> PROBLEM DESCRIPTION
Begin at the line with "Read this page and output its text content." and output every line through the end of the records, exactly as given. Omit pictures.

> TASK INPUT
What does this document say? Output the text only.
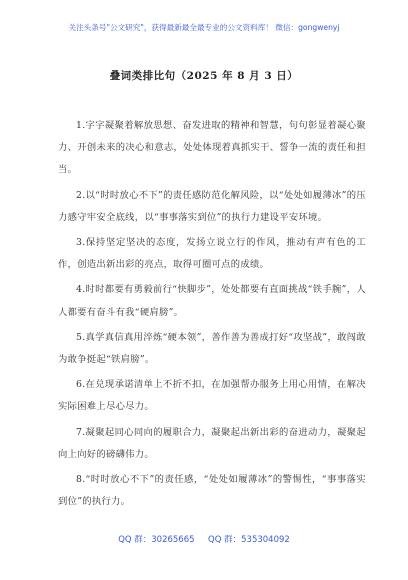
关注头条号"公文研究"，获得最新最全最专业的公文资料库！ 微信：gongwenyj
叠词类排比句（2025 年 8 月 3 日）

1.字字凝聚着解放思想、奋发进取的精神和智慧，句句彰显着凝心聚力、开创未来的决心和意志，处处体现着真抓实干、誓争一流的责任和担当。

2.以“时时放心不下”的责任感防范化解风险，以“处处如履薄冰”的压力感守牢安全底线，以“事事落实到位”的执行力建设平安环境。

3.保持坚定坚决的态度，发扬立说立行的作风，推动有声有色的工作，创造出新出彩的亮点，取得可圈可点的成绩。

4.时时都要有勇毅前行“快脚步”，处处都要有直面挑战“铁手腕”，人人都要有奋斗有我“硬肩膀”。

5.真学真信真用淬炼“硬本领”，善作善为善成打好“攻坚战”，敢闯敢为敢争挺起“铁肩膀”。

6.在兑现承诺清单上不折不扣，在加强帮办服务上用心用情，在解决实际困难上尽心尽力。

7.凝聚起同心同向的履职合力，凝聚起出新出彩的奋进动力，凝聚起向上向好的磅礴伟力。

8.“时时放心不下”的责任感，“处处如履薄冰”的警惕性，“事事落实到位”的执行力。

QQ 群：30265665     QQ 群：535304092
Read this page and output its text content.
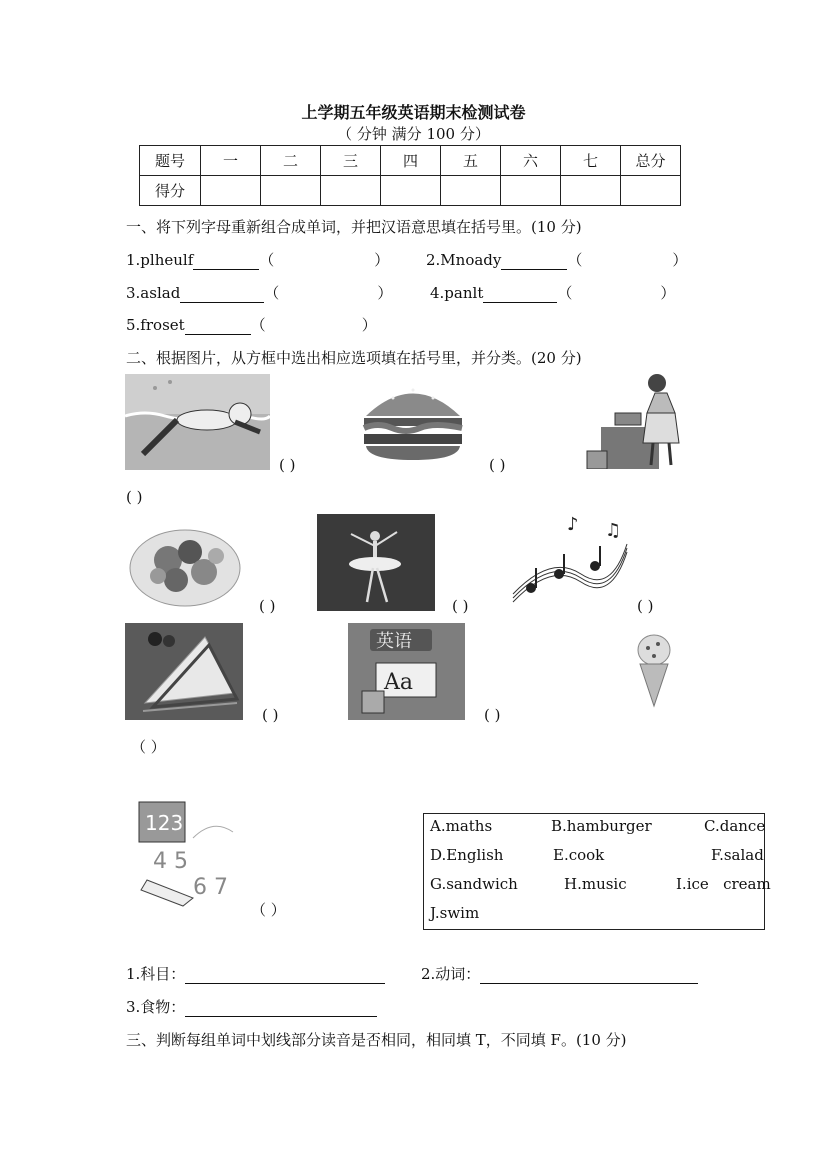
上学期五年级英语期末检测试卷
（ 分钟 满分 100 分）
题号	一	二	三	四	五	六	七	总分
得分								
一、将下列字母重新组合成单词，并把汉语意思填在括号里。(10 分)
1.plheulf	（	） 2.Mnoady	（	）
3.aslad	（	）	4.panlt	（	）
5.froset	（	）
二、根据图片，从方框中选出相应选项填在括号里，并分类。(20 分)
( )	( )
( )
( )	( )
♪ ♫
( )
( )
英语
Aa
( )
（ ）
123
4 5
6 7
（ ）
A.maths	B.hamburger	C.dance
D.English	E.cook	F.salad
G.sandwich	H.music	I.ice   cream
J.swim
1.科目：	2.动词：
3.食物：
三、判断每组单词中划线部分读音是否相同，相同填 T，不同填 F。(10 分)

> OUTPUT FOR THIS TASK
Read this page and output its text content.
上学期五年级英语期末检测试卷
（ 分钟 满分 100 分）
题号	一	二	三	四	五	六	七	总分
得分								
一、将下列字母重新组合成单词，并把汉语意思填在括号里。(10 分)
1.plheulf	（	） 2.Mnoady	（	）
3.aslad	（	）	4.panlt	（	）
5.froset	（	）
二、根据图片，从方框中选出相应选项填在括号里，并分类。(20 分)
( )	( )
( )
( )	( )
♪ ♫
( )
( )
英语
Aa
( )
（ ）
123
4 5
6 7
（ ）
A.maths	B.hamburger	C.dance
D.English	E.cook	F.salad
G.sandwich	H.music	I.ice   cream
J.swim
1.科目：	2.动词：
3.食物：
三、判断每组单词中划线部分读音是否相同，相同填 T，不同填 F。(10 分)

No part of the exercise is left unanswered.